## What to work on
Locate the string "JSON" in the records below. Copy every line where it occurs.

## Task data
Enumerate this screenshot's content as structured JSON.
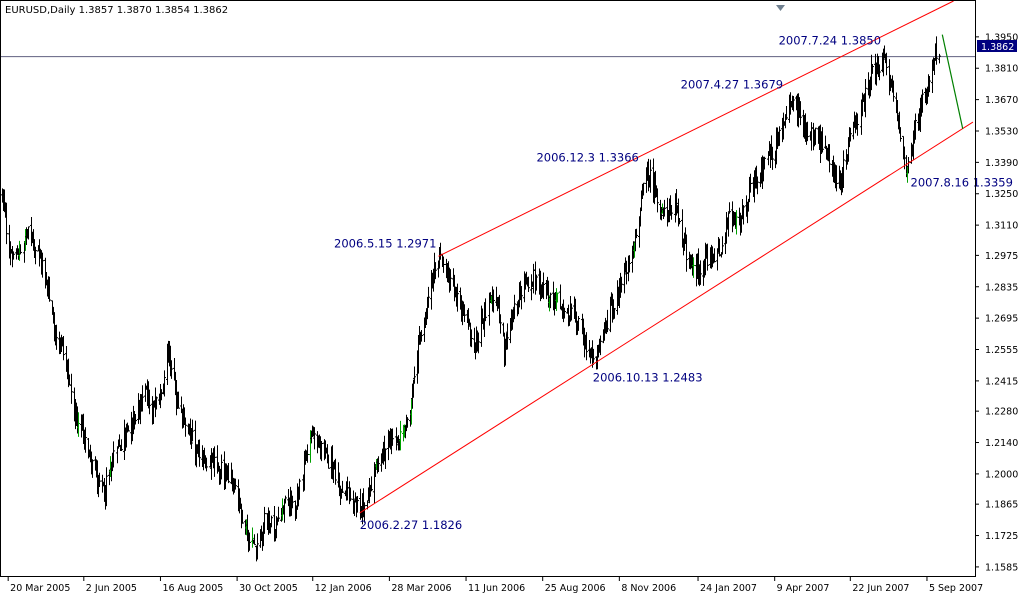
{
  "header": {
    "symbol_line": "EURUSD,Daily  1.3857 1.3870 1.3854 1.3862"
  },
  "colors": {
    "background": "#ffffff",
    "candles": "#000000",
    "bull_candles": "#00a000",
    "channel_lines": "#ff0000",
    "projection_line": "#008000",
    "label_text": "#000080",
    "price_tag_bg": "#000080",
    "current_price_line": "#606080"
  },
  "chart_data": {
    "type": "line",
    "subtype": "candlestick-ohlc",
    "title": "EURUSD,Daily  1.3857 1.3870 1.3854 1.3862",
    "ohlc_last": {
      "open": 1.3857,
      "high": 1.387,
      "low": 1.3854,
      "close": 1.3862
    },
    "current_price": "1.3862",
    "xlabel": "",
    "ylabel": "",
    "ylim": [
      1.154,
      1.411
    ],
    "grid": false,
    "x_tick_labels": [
      "20 Mar 2005",
      "2 Jun 2005",
      "16 Aug 2005",
      "30 Oct 2005",
      "12 Jan 2006",
      "28 Mar 2006",
      "11 Jun 2006",
      "25 Aug 2006",
      "8 Nov 2006",
      "24 Jan 2007",
      "9 Apr 2007",
      "22 Jun 2007",
      "5 Sep 2007"
    ],
    "x_tick_dates": [
      "2005-03-20",
      "2005-06-02",
      "2005-08-16",
      "2005-10-30",
      "2006-01-12",
      "2006-03-28",
      "2006-06-11",
      "2006-08-25",
      "2006-11-08",
      "2007-01-24",
      "2007-04-09",
      "2007-06-22",
      "2007-09-05"
    ],
    "y_tick_labels": [
      "1.3950",
      "1.3810",
      "1.3670",
      "1.3530",
      "1.3390",
      "1.3250",
      "1.3110",
      "1.2975",
      "1.2835",
      "1.2695",
      "1.2555",
      "1.2415",
      "1.2280",
      "1.2140",
      "1.2000",
      "1.1865",
      "1.1725",
      "1.1585"
    ],
    "price_path": [
      {
        "date": "2005-03-12",
        "price": 1.332
      },
      {
        "date": "2005-03-20",
        "price": 1.302
      },
      {
        "date": "2005-03-28",
        "price": 1.296
      },
      {
        "date": "2005-04-07",
        "price": 1.308
      },
      {
        "date": "2005-04-16",
        "price": 1.299
      },
      {
        "date": "2005-04-24",
        "price": 1.292
      },
      {
        "date": "2005-05-04",
        "price": 1.266
      },
      {
        "date": "2005-05-14",
        "price": 1.256
      },
      {
        "date": "2005-05-24",
        "price": 1.225
      },
      {
        "date": "2005-06-02",
        "price": 1.216
      },
      {
        "date": "2005-06-12",
        "price": 1.202
      },
      {
        "date": "2005-06-22",
        "price": 1.192
      },
      {
        "date": "2005-07-02",
        "price": 1.208
      },
      {
        "date": "2005-07-12",
        "price": 1.218
      },
      {
        "date": "2005-07-22",
        "price": 1.224
      },
      {
        "date": "2005-08-01",
        "price": 1.238
      },
      {
        "date": "2005-08-08",
        "price": 1.226
      },
      {
        "date": "2005-08-16",
        "price": 1.238
      },
      {
        "date": "2005-08-24",
        "price": 1.255
      },
      {
        "date": "2005-09-02",
        "price": 1.228
      },
      {
        "date": "2005-09-12",
        "price": 1.22
      },
      {
        "date": "2005-09-22",
        "price": 1.208
      },
      {
        "date": "2005-10-02",
        "price": 1.206
      },
      {
        "date": "2005-10-12",
        "price": 1.202
      },
      {
        "date": "2005-10-22",
        "price": 1.2
      },
      {
        "date": "2005-10-30",
        "price": 1.192
      },
      {
        "date": "2005-11-08",
        "price": 1.174
      },
      {
        "date": "2005-11-17",
        "price": 1.168
      },
      {
        "date": "2005-11-26",
        "price": 1.18
      },
      {
        "date": "2005-12-06",
        "price": 1.176
      },
      {
        "date": "2005-12-16",
        "price": 1.188
      },
      {
        "date": "2005-12-26",
        "price": 1.184
      },
      {
        "date": "2006-01-05",
        "price": 1.21
      },
      {
        "date": "2006-01-12",
        "price": 1.218
      },
      {
        "date": "2006-01-20",
        "price": 1.21
      },
      {
        "date": "2006-01-30",
        "price": 1.205
      },
      {
        "date": "2006-02-08",
        "price": 1.195
      },
      {
        "date": "2006-02-18",
        "price": 1.188
      },
      {
        "date": "2006-02-27",
        "price": 1.1826
      },
      {
        "date": "2006-03-08",
        "price": 1.193
      },
      {
        "date": "2006-03-18",
        "price": 1.208
      },
      {
        "date": "2006-03-28",
        "price": 1.214
      },
      {
        "date": "2006-04-06",
        "price": 1.215
      },
      {
        "date": "2006-04-16",
        "price": 1.226
      },
      {
        "date": "2006-04-26",
        "price": 1.26
      },
      {
        "date": "2006-05-05",
        "price": 1.28
      },
      {
        "date": "2006-05-15",
        "price": 1.2971
      },
      {
        "date": "2006-05-25",
        "price": 1.284
      },
      {
        "date": "2006-06-03",
        "price": 1.278
      },
      {
        "date": "2006-06-11",
        "price": 1.269
      },
      {
        "date": "2006-06-20",
        "price": 1.256
      },
      {
        "date": "2006-06-30",
        "price": 1.273
      },
      {
        "date": "2006-07-09",
        "price": 1.28
      },
      {
        "date": "2006-07-18",
        "price": 1.256
      },
      {
        "date": "2006-07-27",
        "price": 1.272
      },
      {
        "date": "2006-08-06",
        "price": 1.284
      },
      {
        "date": "2006-08-16",
        "price": 1.288
      },
      {
        "date": "2006-08-25",
        "price": 1.282
      },
      {
        "date": "2006-09-04",
        "price": 1.28
      },
      {
        "date": "2006-09-14",
        "price": 1.272
      },
      {
        "date": "2006-09-24",
        "price": 1.272
      },
      {
        "date": "2006-10-04",
        "price": 1.26
      },
      {
        "date": "2006-10-13",
        "price": 1.2483
      },
      {
        "date": "2006-10-22",
        "price": 1.26
      },
      {
        "date": "2006-11-01",
        "price": 1.275
      },
      {
        "date": "2006-11-08",
        "price": 1.283
      },
      {
        "date": "2006-11-15",
        "price": 1.29
      },
      {
        "date": "2006-11-25",
        "price": 1.31
      },
      {
        "date": "2006-12-03",
        "price": 1.3366
      },
      {
        "date": "2006-12-12",
        "price": 1.328
      },
      {
        "date": "2006-12-22",
        "price": 1.315
      },
      {
        "date": "2007-01-01",
        "price": 1.319
      },
      {
        "date": "2007-01-10",
        "price": 1.302
      },
      {
        "date": "2007-01-20",
        "price": 1.29
      },
      {
        "date": "2007-01-24",
        "price": 1.292
      },
      {
        "date": "2007-02-03",
        "price": 1.296
      },
      {
        "date": "2007-02-13",
        "price": 1.299
      },
      {
        "date": "2007-02-23",
        "price": 1.314
      },
      {
        "date": "2007-03-05",
        "price": 1.31
      },
      {
        "date": "2007-03-15",
        "price": 1.325
      },
      {
        "date": "2007-03-25",
        "price": 1.333
      },
      {
        "date": "2007-04-09",
        "price": 1.345
      },
      {
        "date": "2007-04-19",
        "price": 1.358
      },
      {
        "date": "2007-04-27",
        "price": 1.3679
      },
      {
        "date": "2007-05-07",
        "price": 1.356
      },
      {
        "date": "2007-05-17",
        "price": 1.351
      },
      {
        "date": "2007-05-27",
        "price": 1.345
      },
      {
        "date": "2007-06-06",
        "price": 1.335
      },
      {
        "date": "2007-06-12",
        "price": 1.33
      },
      {
        "date": "2007-06-22",
        "price": 1.352
      },
      {
        "date": "2007-07-02",
        "price": 1.362
      },
      {
        "date": "2007-07-12",
        "price": 1.378
      },
      {
        "date": "2007-07-24",
        "price": 1.385
      },
      {
        "date": "2007-08-02",
        "price": 1.37
      },
      {
        "date": "2007-08-09",
        "price": 1.356
      },
      {
        "date": "2007-08-16",
        "price": 1.3359
      },
      {
        "date": "2007-08-23",
        "price": 1.352
      },
      {
        "date": "2007-08-30",
        "price": 1.365
      },
      {
        "date": "2007-09-05",
        "price": 1.372
      },
      {
        "date": "2007-09-12",
        "price": 1.388
      },
      {
        "date": "2007-09-17",
        "price": 1.3862
      }
    ],
    "channel_upper": [
      {
        "date": "2006-05-15",
        "price": 1.2971
      },
      {
        "date": "2007-10-01",
        "price": 1.411
      }
    ],
    "channel_lower": [
      {
        "date": "2006-02-27",
        "price": 1.1826
      },
      {
        "date": "2007-10-20",
        "price": 1.357
      }
    ],
    "projection": [
      {
        "date": "2007-09-20",
        "price": 1.396
      },
      {
        "date": "2007-10-10",
        "price": 1.354
      }
    ],
    "annotations": [
      {
        "text": "2006.2.27 1.1826",
        "date": "2006-02-27",
        "price": 1.1826
      },
      {
        "text": "2006.5.15 1.2971",
        "date": "2006-05-15",
        "price": 1.2971
      },
      {
        "text": "2006.10.13 1.2483",
        "date": "2006-10-13",
        "price": 1.2483
      },
      {
        "text": "2006.12.3 1.3366",
        "date": "2006-12-03",
        "price": 1.3366
      },
      {
        "text": "2007.4.27 1.3679",
        "date": "2007-04-27",
        "price": 1.3679
      },
      {
        "text": "2007.7.24 1.3850",
        "date": "2007-07-24",
        "price": 1.385
      },
      {
        "text": "2007.8.16 1.3359",
        "date": "2007-08-16",
        "price": 1.3359
      }
    ]
  }
}
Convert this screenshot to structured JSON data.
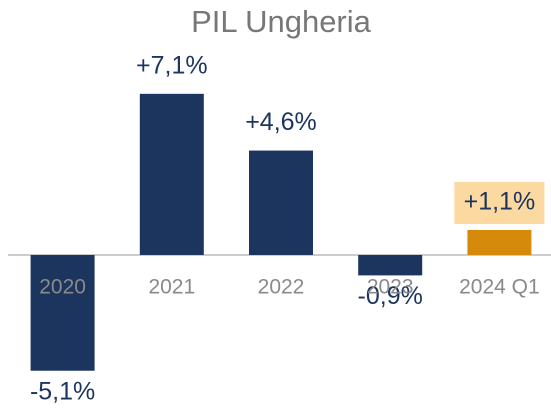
{
  "chart_data": {
    "type": "bar",
    "title": "PIL Ungheria",
    "categories": [
      "2020",
      "2021",
      "2022",
      "2023",
      "2024 Q1"
    ],
    "values": [
      -5.1,
      7.1,
      4.6,
      -0.9,
      1.1
    ],
    "value_labels": [
      "-5,1%",
      "+7,1%",
      "+4,6%",
      "-0,9%",
      "+1,1%"
    ],
    "colors": [
      "#1c355e",
      "#1c355e",
      "#1c355e",
      "#1c355e",
      "#d68a0c"
    ],
    "highlight_color": "#fcd9a0",
    "ylim": [
      -6.5,
      8
    ]
  }
}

## Right answer
Enumerate this screenshot's content as structured JSON.
Convert this screenshot to structured JSON data.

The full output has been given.